**DATA:**
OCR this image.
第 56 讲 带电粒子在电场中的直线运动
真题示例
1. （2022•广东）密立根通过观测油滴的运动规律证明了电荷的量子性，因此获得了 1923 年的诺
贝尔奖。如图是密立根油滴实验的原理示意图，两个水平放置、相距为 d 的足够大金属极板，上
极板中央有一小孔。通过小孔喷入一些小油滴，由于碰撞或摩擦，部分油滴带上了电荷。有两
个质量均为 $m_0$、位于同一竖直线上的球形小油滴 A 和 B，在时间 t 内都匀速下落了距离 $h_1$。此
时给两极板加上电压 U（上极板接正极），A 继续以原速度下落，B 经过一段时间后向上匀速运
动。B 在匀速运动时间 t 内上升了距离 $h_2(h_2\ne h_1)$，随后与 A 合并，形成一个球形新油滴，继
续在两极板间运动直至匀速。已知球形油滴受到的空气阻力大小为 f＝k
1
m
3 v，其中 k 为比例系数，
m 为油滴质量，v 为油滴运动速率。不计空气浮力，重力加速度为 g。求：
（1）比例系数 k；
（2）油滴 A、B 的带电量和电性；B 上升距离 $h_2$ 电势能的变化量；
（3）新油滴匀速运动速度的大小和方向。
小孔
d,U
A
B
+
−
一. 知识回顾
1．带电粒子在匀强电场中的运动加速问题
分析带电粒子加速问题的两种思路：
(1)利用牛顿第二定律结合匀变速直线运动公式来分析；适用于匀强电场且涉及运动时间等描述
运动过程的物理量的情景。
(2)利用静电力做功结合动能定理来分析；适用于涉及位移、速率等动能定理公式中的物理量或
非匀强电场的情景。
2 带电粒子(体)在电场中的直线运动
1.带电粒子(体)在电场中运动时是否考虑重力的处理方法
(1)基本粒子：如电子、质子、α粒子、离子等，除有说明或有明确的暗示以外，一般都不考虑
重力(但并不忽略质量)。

**EXERCISE DESCRIPTION:** Every record should be repeated exactly; please leave none out.

**EXERCISE RESULT:**
OCR this image.
第 56 讲 带电粒子在电场中的直线运动
真题示例
1. （2022•广东）密立根通过观测油滴的运动规律证明了电荷的量子性，因此获得了 1923 年的诺
贝尔奖。如图是密立根油滴实验的原理示意图，两个水平放置、相距为 d 的足够大金属极板，上
极板中央有一小孔。通过小孔喷入一些小油滴，由于碰撞或摩擦，部分油滴带上了电荷。有两
个质量均为 $m_0$、位于同一竖直线上的球形小油滴 A 和 B，在时间 t 内都匀速下落了距离 $h_1$。此
时给两极板加上电压 U（上极板接正极），A 继续以原速度下落，B 经过一段时间后向上匀速运
动。B 在匀速运动时间 t 内上升了距离 $h_2(h_2\ne h_1)$，随后与 A 合并，形成一个球形新油滴，继
续在两极板间运动直至匀速。已知球形油滴受到的空气阻力大小为 f＝k
1
m
3 v，其中 k 为比例系数，
m 为油滴质量，v 为油滴运动速率。不计空气浮力，重力加速度为 g。求：
（1）比例系数 k；
（2）油滴 A、B 的带电量和电性；B 上升距离 $h_2$ 电势能的变化量；
（3）新油滴匀速运动速度的大小和方向。
小孔
d,U
A
B
+
−
一. 知识回顾
1．带电粒子在匀强电场中的运动加速问题
分析带电粒子加速问题的两种思路：
(1)利用牛顿第二定律结合匀变速直线运动公式来分析；适用于匀强电场且涉及运动时间等描述
运动过程的物理量的情景。
(2)利用静电力做功结合动能定理来分析；适用于涉及位移、速率等动能定理公式中的物理量或
非匀强电场的情景。
2 带电粒子(体)在电场中的直线运动
1.带电粒子(体)在电场中运动时是否考虑重力的处理方法
(1)基本粒子：如电子、质子、α粒子、离子等，除有说明或有明确的暗示以外，一般都不考虑
重力(但并不忽略质量)。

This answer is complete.